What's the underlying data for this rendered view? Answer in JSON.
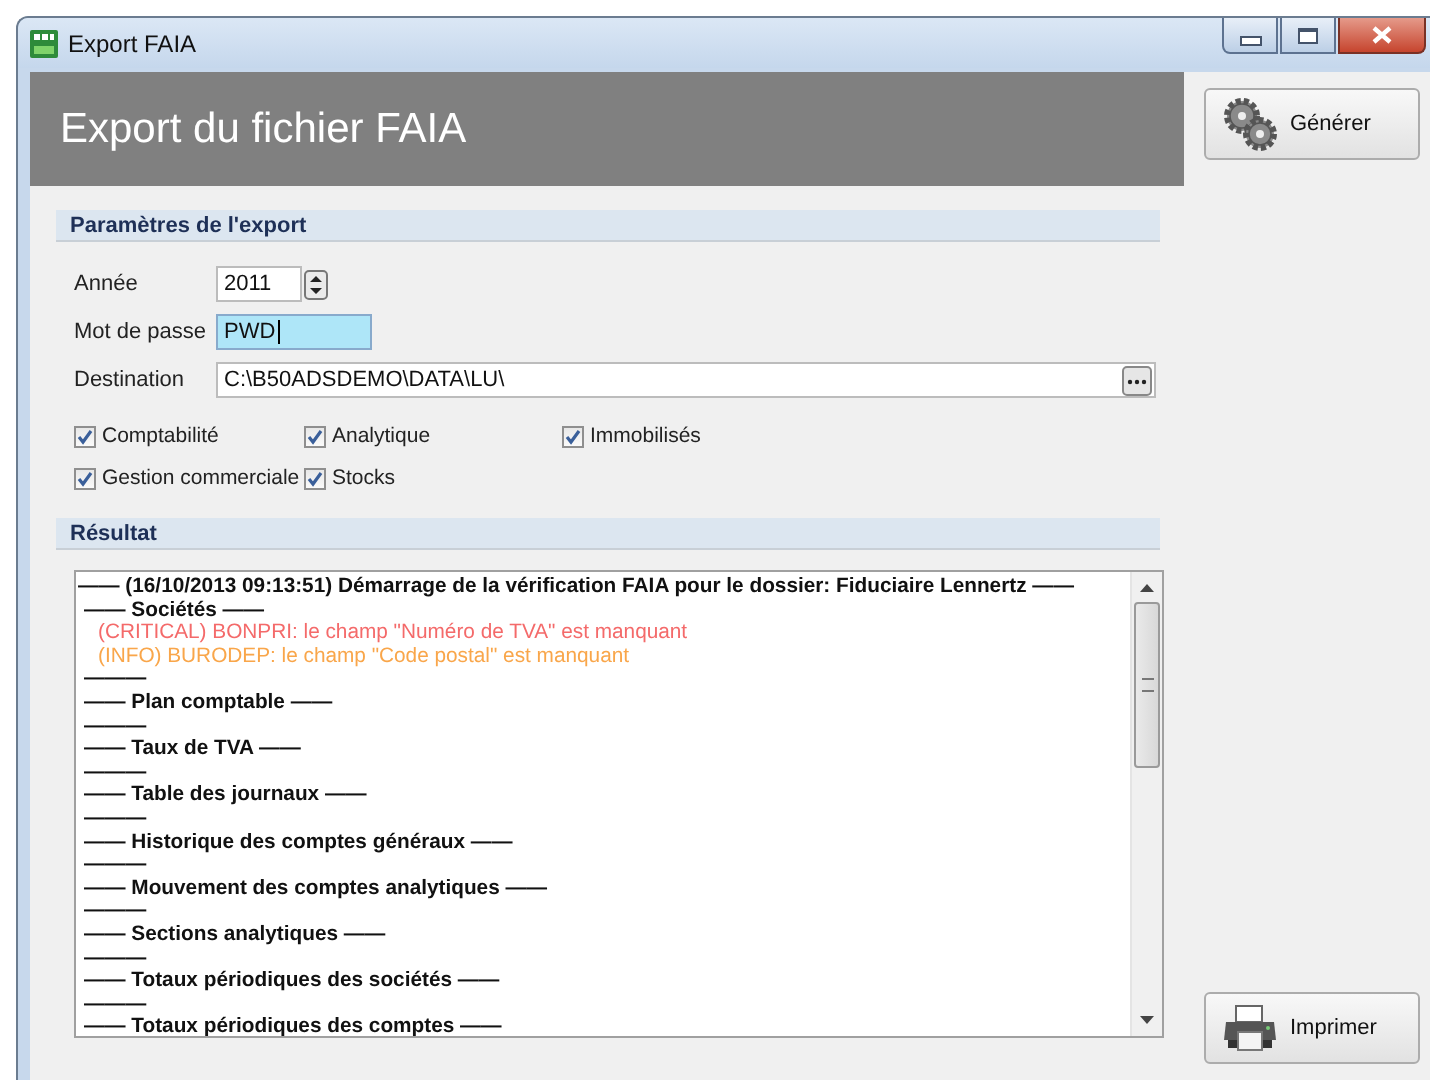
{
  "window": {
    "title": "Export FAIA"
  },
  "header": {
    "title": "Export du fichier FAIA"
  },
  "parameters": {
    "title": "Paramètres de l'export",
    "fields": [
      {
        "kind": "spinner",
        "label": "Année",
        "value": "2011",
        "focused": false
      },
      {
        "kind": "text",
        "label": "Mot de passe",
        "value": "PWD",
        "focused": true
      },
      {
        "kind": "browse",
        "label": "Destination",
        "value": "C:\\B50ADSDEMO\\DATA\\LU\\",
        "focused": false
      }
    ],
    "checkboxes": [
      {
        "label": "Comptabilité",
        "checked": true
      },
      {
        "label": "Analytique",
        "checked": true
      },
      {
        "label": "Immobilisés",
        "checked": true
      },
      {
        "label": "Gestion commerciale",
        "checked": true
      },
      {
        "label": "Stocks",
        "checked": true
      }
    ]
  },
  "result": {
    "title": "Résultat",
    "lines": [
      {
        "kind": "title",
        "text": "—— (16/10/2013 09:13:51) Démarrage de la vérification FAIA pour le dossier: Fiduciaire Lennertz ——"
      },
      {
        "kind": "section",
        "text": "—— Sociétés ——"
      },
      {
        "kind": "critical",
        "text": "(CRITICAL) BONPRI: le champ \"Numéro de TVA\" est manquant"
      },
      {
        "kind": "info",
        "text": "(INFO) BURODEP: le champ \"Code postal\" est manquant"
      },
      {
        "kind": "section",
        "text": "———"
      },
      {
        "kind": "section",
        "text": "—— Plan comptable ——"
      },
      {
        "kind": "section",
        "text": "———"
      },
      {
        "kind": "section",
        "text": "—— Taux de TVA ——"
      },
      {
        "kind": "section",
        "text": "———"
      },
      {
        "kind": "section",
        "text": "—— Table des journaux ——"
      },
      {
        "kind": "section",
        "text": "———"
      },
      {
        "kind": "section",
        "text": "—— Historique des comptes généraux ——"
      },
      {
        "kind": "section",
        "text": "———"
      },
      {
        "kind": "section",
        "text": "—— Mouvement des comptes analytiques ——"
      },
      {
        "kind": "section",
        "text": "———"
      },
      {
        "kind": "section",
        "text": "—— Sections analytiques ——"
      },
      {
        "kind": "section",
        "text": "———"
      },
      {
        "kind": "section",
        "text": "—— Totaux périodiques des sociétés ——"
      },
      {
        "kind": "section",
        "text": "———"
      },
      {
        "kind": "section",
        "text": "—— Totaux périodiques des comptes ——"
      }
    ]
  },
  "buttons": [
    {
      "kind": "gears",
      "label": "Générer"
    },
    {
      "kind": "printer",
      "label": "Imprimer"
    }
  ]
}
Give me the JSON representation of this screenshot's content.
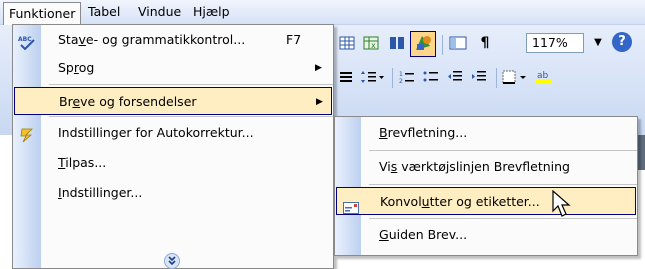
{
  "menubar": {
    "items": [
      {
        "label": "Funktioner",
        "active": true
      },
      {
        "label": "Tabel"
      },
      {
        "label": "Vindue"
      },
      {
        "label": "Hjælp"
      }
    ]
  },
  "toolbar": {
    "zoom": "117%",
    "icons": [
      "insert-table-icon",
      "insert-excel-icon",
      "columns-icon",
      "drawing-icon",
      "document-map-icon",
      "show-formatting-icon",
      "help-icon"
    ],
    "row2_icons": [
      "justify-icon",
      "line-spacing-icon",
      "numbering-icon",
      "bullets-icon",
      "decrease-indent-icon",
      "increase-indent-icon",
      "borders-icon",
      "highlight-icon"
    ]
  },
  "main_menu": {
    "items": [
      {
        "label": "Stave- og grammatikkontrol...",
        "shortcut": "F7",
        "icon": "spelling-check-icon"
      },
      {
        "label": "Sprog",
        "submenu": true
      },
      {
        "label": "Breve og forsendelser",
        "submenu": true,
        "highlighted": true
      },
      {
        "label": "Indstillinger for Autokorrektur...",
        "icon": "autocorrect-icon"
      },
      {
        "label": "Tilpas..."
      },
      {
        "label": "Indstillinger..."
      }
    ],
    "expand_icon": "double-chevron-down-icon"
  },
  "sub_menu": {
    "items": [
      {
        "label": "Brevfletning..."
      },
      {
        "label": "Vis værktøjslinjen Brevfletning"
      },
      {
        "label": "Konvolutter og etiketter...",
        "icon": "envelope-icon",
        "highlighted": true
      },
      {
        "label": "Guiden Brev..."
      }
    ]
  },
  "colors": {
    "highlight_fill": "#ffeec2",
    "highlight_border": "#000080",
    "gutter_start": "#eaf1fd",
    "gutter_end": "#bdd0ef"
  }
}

* * *

TASK BRIEF — Your copy should hold every record word for word and none of the pictures.

RESULT OF THIS TASK —
What's the underlying data for this rendered view? Answer in JSON.
{
  "window": {
    "title": "Export FAIA"
  },
  "header": {
    "title": "Export du fichier FAIA"
  },
  "parameters": {
    "title": "Paramètres de l'export",
    "fields": [
      {
        "kind": "spinner",
        "label": "Année",
        "value": "2011",
        "focused": false
      },
      {
        "kind": "text",
        "label": "Mot de passe",
        "value": "PWD",
        "focused": true
      },
      {
        "kind": "browse",
        "label": "Destination",
        "value": "C:\\B50ADSDEMO\\DATA\\LU\\",
        "focused": false
      }
    ],
    "checkboxes": [
      {
        "label": "Comptabilité",
        "checked": true
      },
      {
        "label": "Analytique",
        "checked": true
      },
      {
        "label": "Immobilisés",
        "checked": true
      },
      {
        "label": "Gestion commerciale",
        "checked": true
      },
      {
        "label": "Stocks",
        "checked": true
      }
    ]
  },
  "result": {
    "title": "Résultat",
    "lines": [
      {
        "kind": "title",
        "text": "—— (16/10/2013 09:13:51) Démarrage de la vérification FAIA pour le dossier: Fiduciaire Lennertz ——"
      },
      {
        "kind": "section",
        "text": "—— Sociétés ——"
      },
      {
        "kind": "critical",
        "text": "(CRITICAL) BONPRI: le champ \"Numéro de TVA\" est manquant"
      },
      {
        "kind": "info",
        "text": "(INFO) BURODEP: le champ \"Code postal\" est manquant"
      },
      {
        "kind": "section",
        "text": "———"
      },
      {
        "kind": "section",
        "text": "—— Plan comptable ——"
      },
      {
        "kind": "section",
        "text": "———"
      },
      {
        "kind": "section",
        "text": "—— Taux de TVA ——"
      },
      {
        "kind": "section",
        "text": "———"
      },
      {
        "kind": "section",
        "text": "—— Table des journaux ——"
      },
      {
        "kind": "section",
        "text": "———"
      },
      {
        "kind": "section",
        "text": "—— Historique des comptes généraux ——"
      },
      {
        "kind": "section",
        "text": "———"
      },
      {
        "kind": "section",
        "text": "—— Mouvement des comptes analytiques ——"
      },
      {
        "kind": "section",
        "text": "———"
      },
      {
        "kind": "section",
        "text": "—— Sections analytiques ——"
      },
      {
        "kind": "section",
        "text": "———"
      },
      {
        "kind": "section",
        "text": "—— Totaux périodiques des sociétés ——"
      },
      {
        "kind": "section",
        "text": "———"
      },
      {
        "kind": "section",
        "text": "—— Totaux périodiques des comptes ——"
      }
    ]
  },
  "buttons": [
    {
      "kind": "gears",
      "label": "Générer"
    },
    {
      "kind": "printer",
      "label": "Imprimer"
    }
  ]
}
Give me the JSON representation of this screenshot's content.
{
  "menubar": {
    "items": [
      {
        "label": "Funktioner",
        "active": true
      },
      {
        "label": "Tabel"
      },
      {
        "label": "Vindue"
      },
      {
        "label": "Hjælp"
      }
    ]
  },
  "toolbar": {
    "zoom": "117%",
    "icons": [
      "insert-table-icon",
      "insert-excel-icon",
      "columns-icon",
      "drawing-icon",
      "document-map-icon",
      "show-formatting-icon",
      "help-icon"
    ],
    "row2_icons": [
      "justify-icon",
      "line-spacing-icon",
      "numbering-icon",
      "bullets-icon",
      "decrease-indent-icon",
      "increase-indent-icon",
      "borders-icon",
      "highlight-icon"
    ]
  },
  "main_menu": {
    "items": [
      {
        "label": "Stave- og grammatikkontrol...",
        "shortcut": "F7",
        "icon": "spelling-check-icon"
      },
      {
        "label": "Sprog",
        "submenu": true
      },
      {
        "label": "Breve og forsendelser",
        "submenu": true,
        "highlighted": true
      },
      {
        "label": "Indstillinger for Autokorrektur...",
        "icon": "autocorrect-icon"
      },
      {
        "label": "Tilpas..."
      },
      {
        "label": "Indstillinger..."
      }
    ],
    "expand_icon": "double-chevron-down-icon"
  },
  "sub_menu": {
    "items": [
      {
        "label": "Brevfletning..."
      },
      {
        "label": "Vis værktøjslinjen Brevfletning"
      },
      {
        "label": "Konvolutter og etiketter...",
        "icon": "envelope-icon",
        "highlighted": true
      },
      {
        "label": "Guiden Brev..."
      }
    ]
  },
  "colors": {
    "highlight_fill": "#ffeec2",
    "highlight_border": "#000080",
    "gutter_start": "#eaf1fd",
    "gutter_end": "#bdd0ef"
  }
}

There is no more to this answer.